Massachusetts Daily Collegian

A free and responsible press serving the UMass community since 1890

A free and responsible press serving the UMass community since 1890

Massachusetts Daily Collegian

A free and responsible press serving the UMass community since 1890

Massachusetts Daily Collegian

Game over for GOP

l'ennui d'ennui/Flickr

Entering the ninth day of the federal government shutdown, the political positions of both parties are weakening, but the Republican Party’s position is eroding faster. As Tea Party members in the House hold GOP leadership hostage over the Affordable Care Act, federal services continue to abate and frustration grows among voters who elected this Congress to run the government.

According to an Oct. 2-6 Washington Post/ABC poll, 70 percent of Americans reported that they disapprove of the actions of congressional Republicans on the budget, with 51 percent disapproving strongly. That same poll shows that only 52 percent of Republicans approve of the budget strategy of the House and Senate GOP.

**Data extract**
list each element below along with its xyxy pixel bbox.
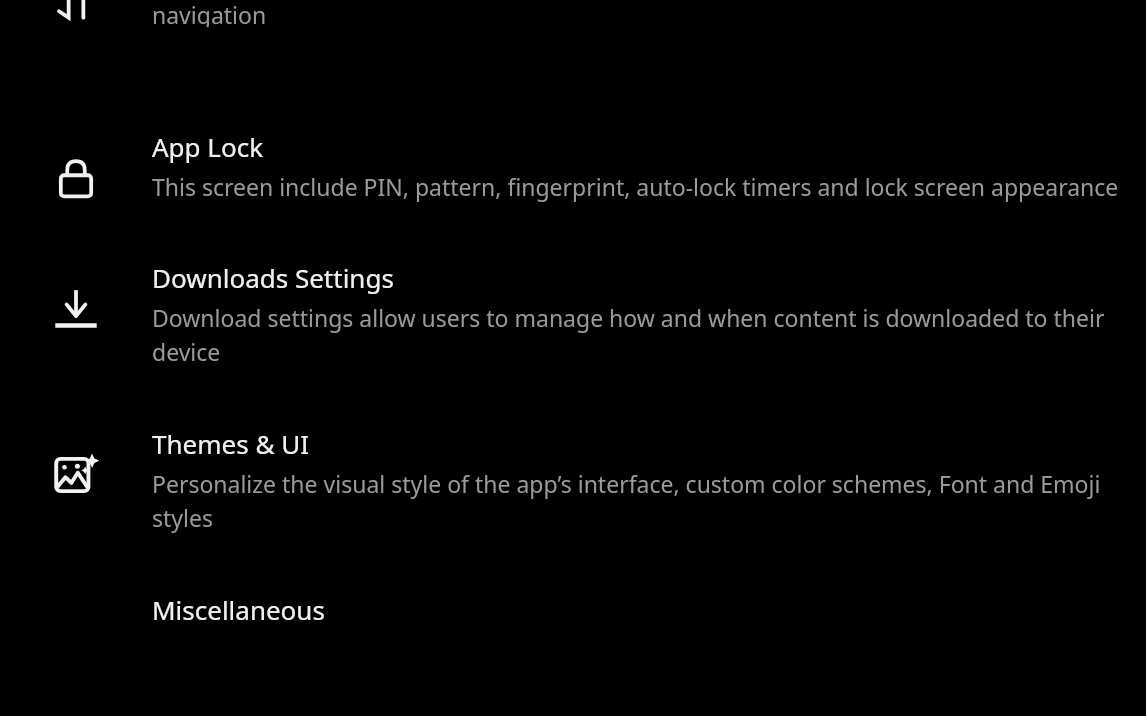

**Requirement**
Pick up the Collegian column on the federal government shutdown after its last sentence and carry it forward.

**Answer to the task**
Due to the shutdown, meanwhile, the National Transportation Safety Board is unable to investigate a deadly Washington Metro accident due to the shutdown, and President Obama did not travel to the key Asia-Pacific Economic Cooperation summit in Indonesia, opting to have Secretary of State John Kerry fill in for him. Russia’s Vladimir Putin, Japan’s Shinzo Abe and China’s Xi Jinping were all in attendance.

Since the shutdown began, Obama’s approval ratings on the budget have improved, from 41 percent to 45 percent, with only 51 percent disapproving, according to the Washington Post/ABC poll. Congressional Democrats have fared worse than Obama but better than their GOP counterparts, with 61 percent disapproving. Simultaneously, 89 percent of Republicans disapprove of Obama while 89 percent of Democrats disapprove of congressional Republicans.

One reason for the continuing debacle could be that Speaker John Boehner predicted it less than twelve months ago. Just after Obama’s re-election, Boehner said, “Obamacare is the law of the land. If we were to put Obamacare into the CR (continuing resolution) and send it over to the Senate, we were risking shutting down the government. That is not our goal.”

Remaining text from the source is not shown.